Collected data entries
------------------------------------------------------------

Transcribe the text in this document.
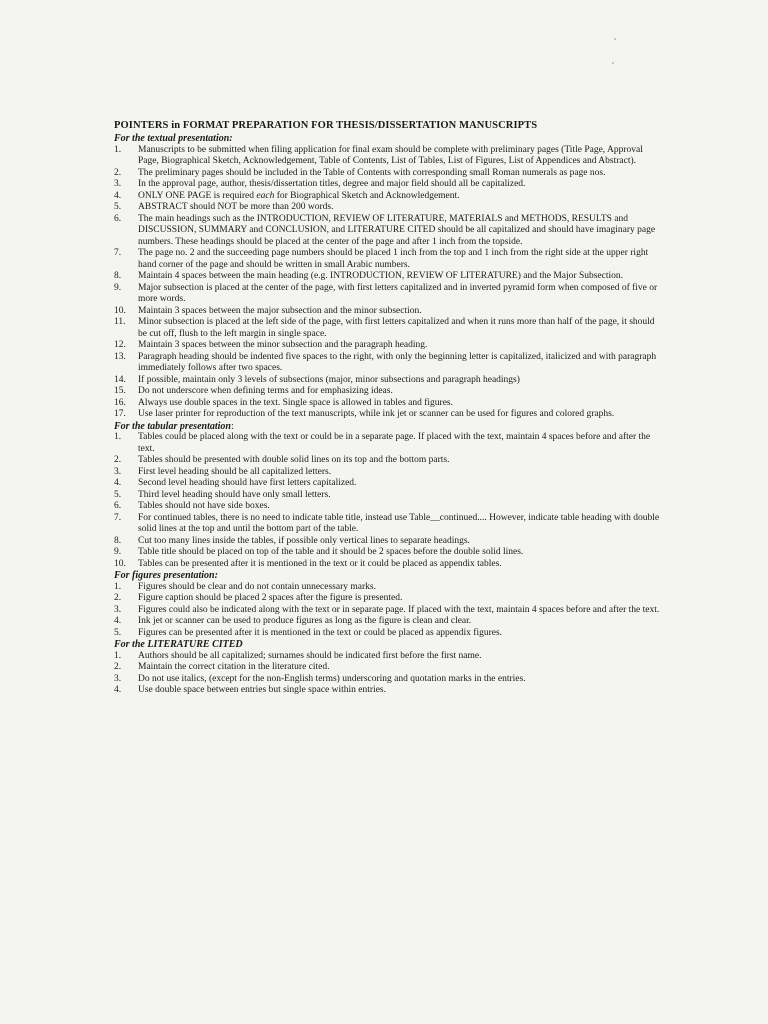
POINTERS in FORMAT PREPARATION FOR THESIS/DISSERTATION MANUSCRIPTS
For the textual presentation:
1.	Manuscripts to be submitted when filing application for final exam should be complete with preliminary pages (Title Page, Approval Page, Biographical Sketch, Acknowledgement, Table of Contents, List of Tables, List of Figures, List of Appendices and Abstract).
2.	The preliminary pages should be included in the Table of Contents with corresponding small Roman numerals as page nos.
3.	In the approval page, author, thesis/dissertation titles, degree and major field should all be capitalized.
4.	ONLY ONE PAGE is required each for Biographical Sketch and Acknowledgement.
5.	ABSTRACT should NOT be more than 200 words.
6.	The main headings such as the INTRODUCTION, REVIEW OF LITERATURE, MATERIALS and METHODS, RESULTS and DISCUSSION, SUMMARY and CONCLUSION, and LITERATURE CITED should be all capitalized and should have imaginary page numbers. These headings should be placed at the center of the page and after 1 inch from the topside.
7.	The page no. 2 and the succeeding page numbers should be placed 1 inch from the top and 1 inch from the right side at the upper right hand corner of the page and should be written in small Arabic numbers.
8.	Maintain 4 spaces between the main heading (e.g. INTRODUCTION, REVIEW OF LITERATURE) and the Major Subsection.
9.	Major subsection is placed at the center of the page, with first letters capitalized and in inverted pyramid form when composed of five or more words.
10.	Maintain 3 spaces between the major subsection and the minor subsection.
11.	Minor subsection is placed at the left side of the page, with first letters capitalized and when it runs more than half of the page, it should be cut off, flush to the left margin in single space.
12.	Maintain 3 spaces between the minor subsection and the paragraph heading.
13.	Paragraph heading should be indented five spaces to the right, with only the beginning letter is capitalized, italicized and with paragraph immediately follows after two spaces.
14.	If possible, maintain only 3 levels of subsections (major, minor subsections and paragraph headings)
15.	Do not underscore when defining terms and for emphasizing ideas.
16.	Always use double spaces in the text. Single space is allowed in tables and figures.
17.	Use laser printer for reproduction of the text manuscripts, while ink jet or scanner can be used for figures and colored graphs.
For the tabular presentation:
1.	Tables could be placed along with the text or could be in a separate page. If placed with the text, maintain 4 spaces before and after the text.
2.	Tables should be presented with double solid lines on its top and the bottom parts.
3.	First level heading should be all capitalized letters.
4.	Second level heading should have first letters capitalized.
5.	Third level heading should have only small letters.
6.	Tables should not have side boxes.
7.	For continued tables, there is no need to indicate table title, instead use Table__continued.... However, indicate table heading with double solid lines at the top and until the bottom part of the table.
8.	Cut too many lines inside the tables, if possible only vertical lines to separate headings.
9.	Table title should be placed on top of the table and it should be 2 spaces before the double solid lines.
10.	Tables can be presented after it is mentioned in the text or it could be placed as appendix tables.
For figures presentation:
1.	Figures should be clear and do not contain unnecessary marks.
2.	Figure caption should be placed 2 spaces after the figure is presented.
3.	Figures could also be indicated along with the text or in separate page. If placed with the text, maintain 4 spaces before and after the text.
4.	Ink jet or scanner can be used to produce figures as long as the figure is clean and clear.
5.	Figures can be presented after it is mentioned in the text or could be placed as appendix figures.
For the LITERATURE CITED
1.	Authors should be all capitalized; surnames should be indicated first before the first name.
2.	Maintain the correct citation in the literature cited.
3.	Do not use italics, (except for the non-English terms) underscoring and quotation marks in the entries.
4.	Use double space between entries but single space within entries.
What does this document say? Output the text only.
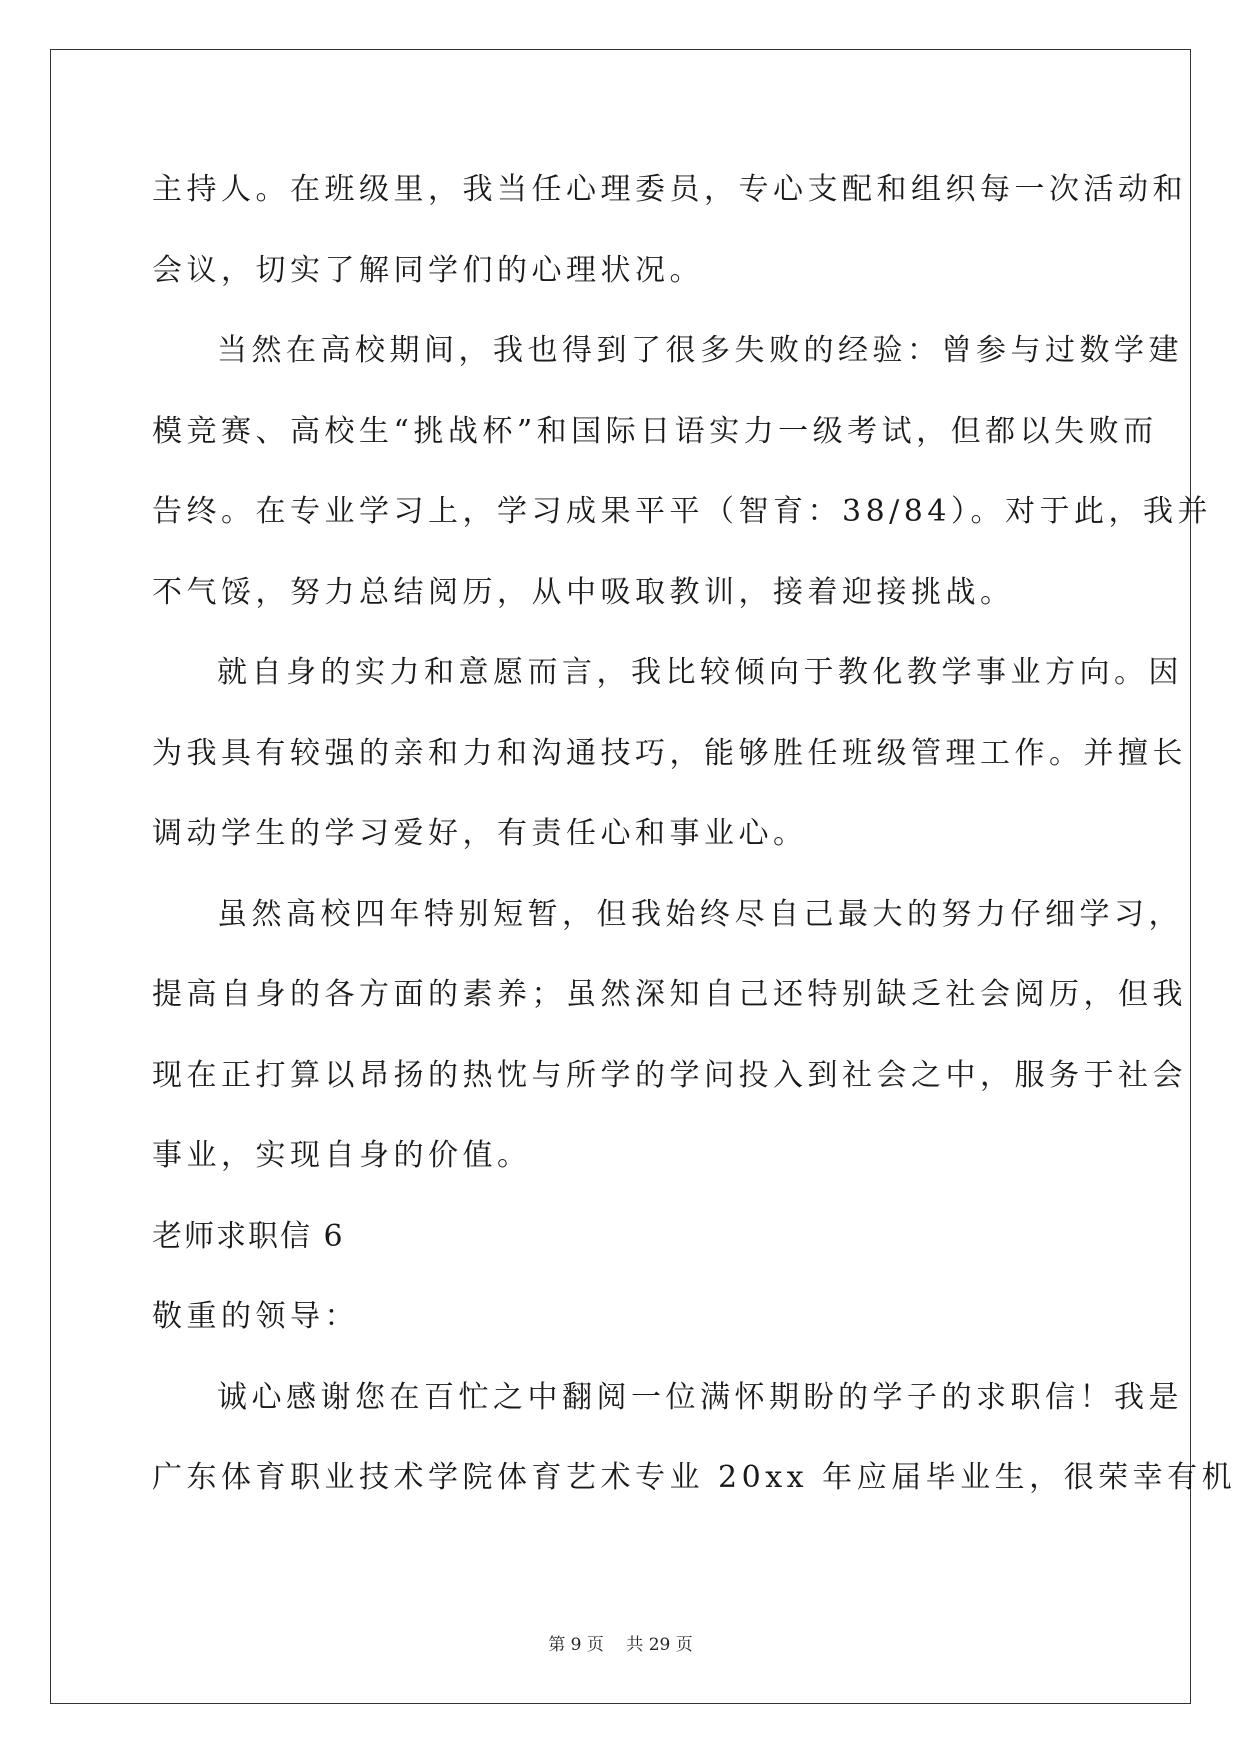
主持人。在班级里，我当任心理委员，专心支配和组织每一次活动和
会议，切实了解同学们的心理状况。
当然在高校期间，我也得到了很多失败的经验：曾参与过数学建
模竞赛、高校生“挑战杯”和国际日语实力一级考试，但都以失败而
告终。在专业学习上，学习成果平平（智育：38/84）。对于此，我并
不气馁，努力总结阅历，从中吸取教训，接着迎接挑战。
就自身的实力和意愿而言，我比较倾向于教化教学事业方向。因
为我具有较强的亲和力和沟通技巧，能够胜任班级管理工作。并擅长
调动学生的学习爱好，有责任心和事业心。
虽然高校四年特别短暂，但我始终尽自己最大的努力仔细学习，
提高自身的各方面的素养；虽然深知自己还特别缺乏社会阅历，但我
现在正打算以昂扬的热忱与所学的学问投入到社会之中，服务于社会
事业，实现自身的价值。
老师求职信 6
敬重的领导：
诚心感谢您在百忙之中翻阅一位满怀期盼的学子的求职信！我是
广东体育职业技术学院体育艺术专业 20xx 年应届毕业生，很荣幸有机
第 9 页　 共 29 页
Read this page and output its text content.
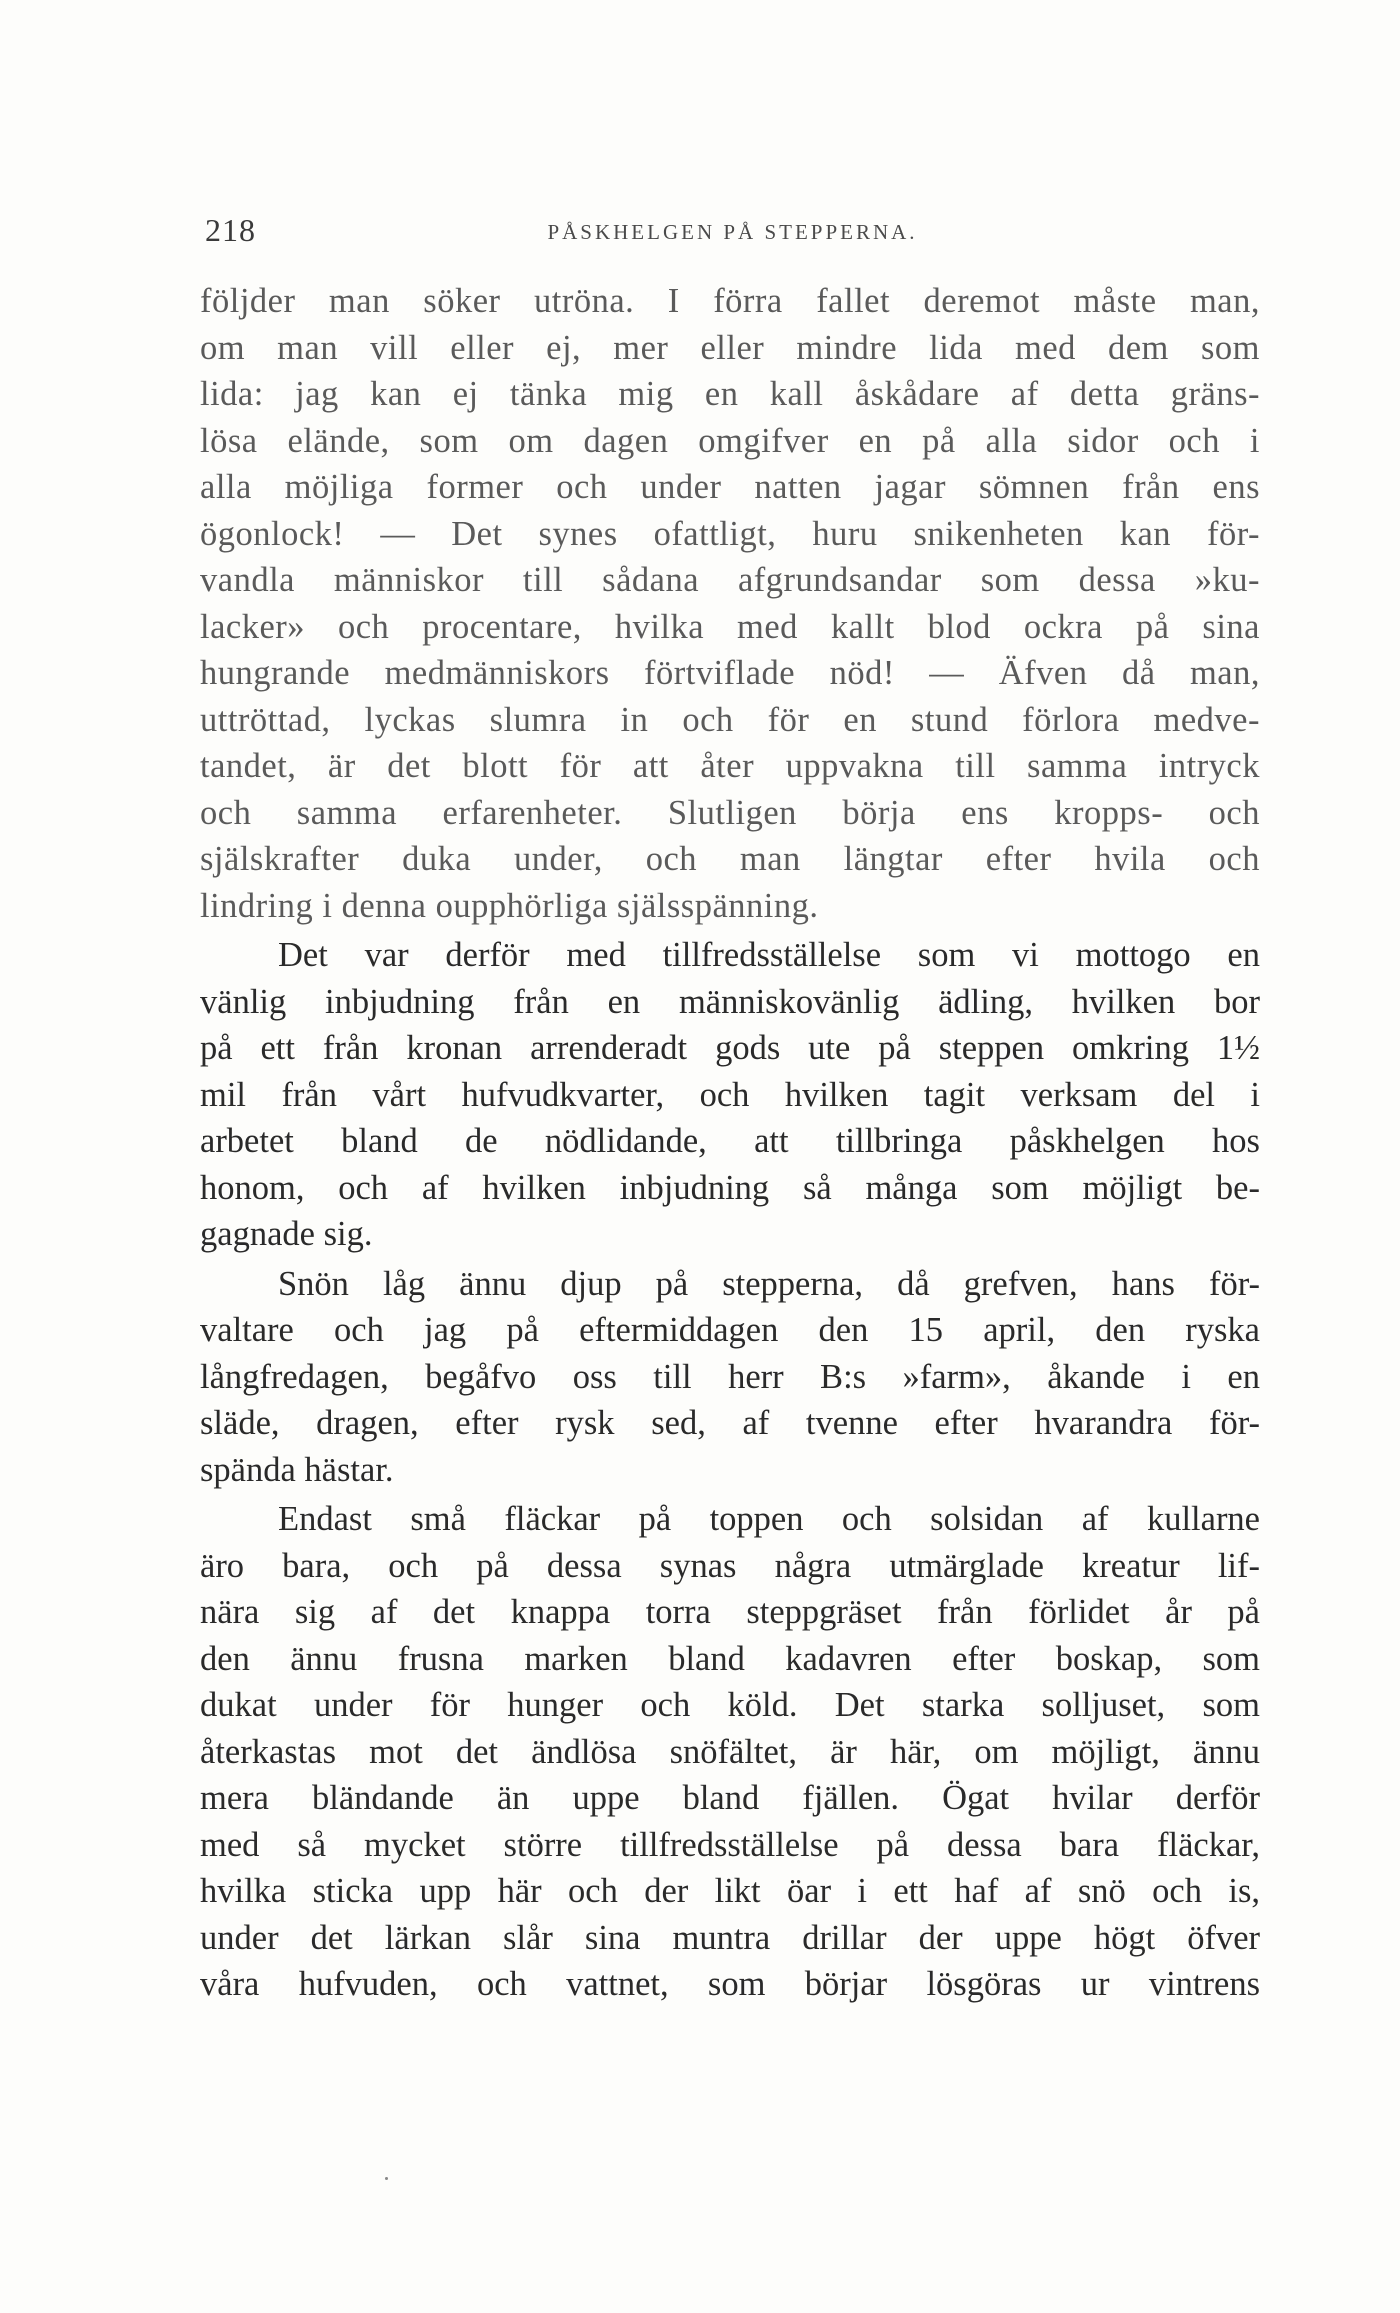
218	PÅSKHELGEN PÅ STEPPERNA.
följder man söker utröna. I förra fallet deremot måste man,
om man vill eller ej, mer eller mindre lida med dem som
lida: jag kan ej tänka mig en kall åskådare af detta gräns-
lösa elände, som om dagen omgifver en på alla sidor och i
alla möjliga former och under natten jagar sömnen från ens
ögonlock! — Det synes ofattligt, huru snikenheten kan för-
vandla människor till sådana afgrundsandar som dessa »ku-
lacker» och procentare, hvilka med kallt blod ockra på sina
hungrande medmänniskors förtviflade nöd! — Äfven då man,
uttröttad, lyckas slumra in och för en stund förlora medve-
tandet, är det blott för att åter uppvakna till samma intryck
och samma erfarenheter. Slutligen börja ens kropps- och
själskrafter duka under, och man längtar efter hvila och
lindring i denna oupphörliga själsspänning.
Det var derför med tillfredsställelse som vi mottogo en
vänlig inbjudning från en människovänlig ädling, hvilken bor
på ett från kronan arrenderadt gods ute på steppen omkring 1½
mil från vårt hufvudkvarter, och hvilken tagit verksam del i
arbetet bland de nödlidande, att tillbringa påskhelgen hos
honom, och af hvilken inbjudning så många som möjligt be-
gagnade sig.
Snön låg ännu djup på stepperna, då grefven, hans för-
valtare och jag på eftermiddagen den 15 april, den ryska
långfredagen, begåfvo oss till herr B:s »farm», åkande i en
släde, dragen, efter rysk sed, af tvenne efter hvarandra för-
spända hästar.
Endast små fläckar på toppen och solsidan af kullarne
äro bara, och på dessa synas några utmärglade kreatur lif-
nära sig af det knappa torra steppgräset från förlidet år på
den ännu frusna marken bland kadavren efter boskap, som
dukat under för hunger och köld. Det starka solljuset, som
återkastas mot det ändlösa snöfältet, är här, om möjligt, ännu
mera bländande än uppe bland fjällen. Ögat hvilar derför
med så mycket större tillfredsställelse på dessa bara fläckar,
hvilka sticka upp här och der likt öar i ett haf af snö och is,
under det lärkan slår sina muntra drillar der uppe högt öfver
våra hufvuden, och vattnet, som börjar lösgöras ur vintrens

------------------------------------------------------------

### Task description:
Copy out every line of the material above that mentions the word "INTRODUCTION".

### Solved exercise:
6.	The main headings such as the INTRODUCTION, REVIEW OF LITERATURE, MATERIALS and METHODS, RESULTS and DISCUSSION, SUMMARY and CONCLUSION, and LITERATURE CITED should be all capitalized and should have imaginary page numbers. These headings should be placed at the center of the page and after 1 inch from the topside.
8.	Maintain 4 spaces between the main heading (e.g. INTRODUCTION, REVIEW OF LITERATURE) and the Major Subsection.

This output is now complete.